[Figure dataset records]
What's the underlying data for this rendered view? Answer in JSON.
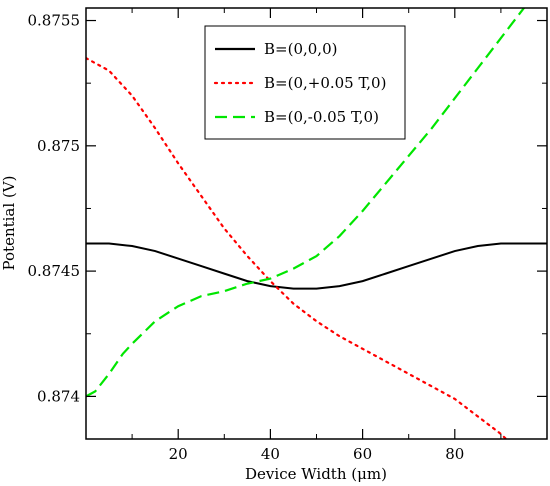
{
  "chart_data": {
    "type": "line",
    "title": "",
    "xlabel": "Device Width (μm)",
    "ylabel": "Potential (V)",
    "xlim": [
      0,
      100
    ],
    "ylim": [
      0.87383,
      0.87555
    ],
    "xticks": [
      20,
      40,
      60,
      80
    ],
    "xtick_labels": [
      "20",
      "40",
      "60",
      "80"
    ],
    "yticks": [
      0.874,
      0.8745,
      0.875,
      0.8755
    ],
    "ytick_labels": [
      "0.874",
      "0.8745",
      "0.875",
      "0.8755"
    ],
    "grid": false,
    "legend_position": "top-center",
    "series": [
      {
        "name": "B=(0,0,0)",
        "color": "#000000",
        "style": "solid",
        "x": [
          0,
          5,
          10,
          15,
          20,
          25,
          30,
          35,
          40,
          45,
          50,
          55,
          60,
          65,
          70,
          75,
          80,
          85,
          90,
          95,
          100
        ],
        "y": [
          0.87461,
          0.87461,
          0.8746,
          0.87458,
          0.87455,
          0.87452,
          0.87449,
          0.87446,
          0.87444,
          0.87443,
          0.87443,
          0.87444,
          0.87446,
          0.87449,
          0.87452,
          0.87455,
          0.87458,
          0.8746,
          0.87461,
          0.87461,
          0.87461
        ]
      },
      {
        "name": "B=(0,+0.05 T,0)",
        "color": "#ff0000",
        "style": "dotted",
        "x": [
          0,
          5,
          10,
          15,
          20,
          25,
          30,
          35,
          40,
          45,
          50,
          55,
          60,
          65,
          70,
          75,
          80,
          85,
          90,
          95,
          100
        ],
        "y": [
          0.87535,
          0.8753,
          0.8752,
          0.87507,
          0.87493,
          0.8748,
          0.87467,
          0.87456,
          0.87446,
          0.87437,
          0.8743,
          0.87424,
          0.87419,
          0.87414,
          0.87409,
          0.87404,
          0.87399,
          0.87392,
          0.87385,
          0.87376,
          0.87366
        ]
      },
      {
        "name": "B=(0,-0.05 T,0)",
        "color": "#00e600",
        "style": "dashed",
        "x": [
          0,
          2,
          5,
          8,
          10,
          15,
          20,
          25,
          30,
          35,
          40,
          45,
          50,
          55,
          60,
          65,
          70,
          75,
          80,
          85,
          90,
          95,
          100
        ],
        "y": [
          0.874,
          0.87402,
          0.87409,
          0.87417,
          0.87421,
          0.8743,
          0.87436,
          0.8744,
          0.87442,
          0.87445,
          0.87447,
          0.87451,
          0.87456,
          0.87464,
          0.87474,
          0.87485,
          0.87496,
          0.87507,
          0.87519,
          0.87531,
          0.87543,
          0.87555,
          0.87567
        ]
      }
    ]
  }
}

• WHAT YOU HAVE TO DO:
The records above should be reproduced exactly, with no pictures included.

• RESULT FOR THIS EXERCISE:
What's the underlying data for this rendered view? Answer in JSON.
{
  "chart_data": {
    "type": "line",
    "title": "",
    "xlabel": "Device Width (μm)",
    "ylabel": "Potential (V)",
    "xlim": [
      0,
      100
    ],
    "ylim": [
      0.87383,
      0.87555
    ],
    "xticks": [
      20,
      40,
      60,
      80
    ],
    "xtick_labels": [
      "20",
      "40",
      "60",
      "80"
    ],
    "yticks": [
      0.874,
      0.8745,
      0.875,
      0.8755
    ],
    "ytick_labels": [
      "0.874",
      "0.8745",
      "0.875",
      "0.8755"
    ],
    "grid": false,
    "legend_position": "top-center",
    "series": [
      {
        "name": "B=(0,0,0)",
        "color": "#000000",
        "style": "solid",
        "x": [
          0,
          5,
          10,
          15,
          20,
          25,
          30,
          35,
          40,
          45,
          50,
          55,
          60,
          65,
          70,
          75,
          80,
          85,
          90,
          95,
          100
        ],
        "y": [
          0.87461,
          0.87461,
          0.8746,
          0.87458,
          0.87455,
          0.87452,
          0.87449,
          0.87446,
          0.87444,
          0.87443,
          0.87443,
          0.87444,
          0.87446,
          0.87449,
          0.87452,
          0.87455,
          0.87458,
          0.8746,
          0.87461,
          0.87461,
          0.87461
        ]
      },
      {
        "name": "B=(0,+0.05 T,0)",
        "color": "#ff0000",
        "style": "dotted",
        "x": [
          0,
          5,
          10,
          15,
          20,
          25,
          30,
          35,
          40,
          45,
          50,
          55,
          60,
          65,
          70,
          75,
          80,
          85,
          90,
          95,
          100
        ],
        "y": [
          0.87535,
          0.8753,
          0.8752,
          0.87507,
          0.87493,
          0.8748,
          0.87467,
          0.87456,
          0.87446,
          0.87437,
          0.8743,
          0.87424,
          0.87419,
          0.87414,
          0.87409,
          0.87404,
          0.87399,
          0.87392,
          0.87385,
          0.87376,
          0.87366
        ]
      },
      {
        "name": "B=(0,-0.05 T,0)",
        "color": "#00e600",
        "style": "dashed",
        "x": [
          0,
          2,
          5,
          8,
          10,
          15,
          20,
          25,
          30,
          35,
          40,
          45,
          50,
          55,
          60,
          65,
          70,
          75,
          80,
          85,
          90,
          95,
          100
        ],
        "y": [
          0.874,
          0.87402,
          0.87409,
          0.87417,
          0.87421,
          0.8743,
          0.87436,
          0.8744,
          0.87442,
          0.87445,
          0.87447,
          0.87451,
          0.87456,
          0.87464,
          0.87474,
          0.87485,
          0.87496,
          0.87507,
          0.87519,
          0.87531,
          0.87543,
          0.87555,
          0.87567
        ]
      }
    ]
  }
}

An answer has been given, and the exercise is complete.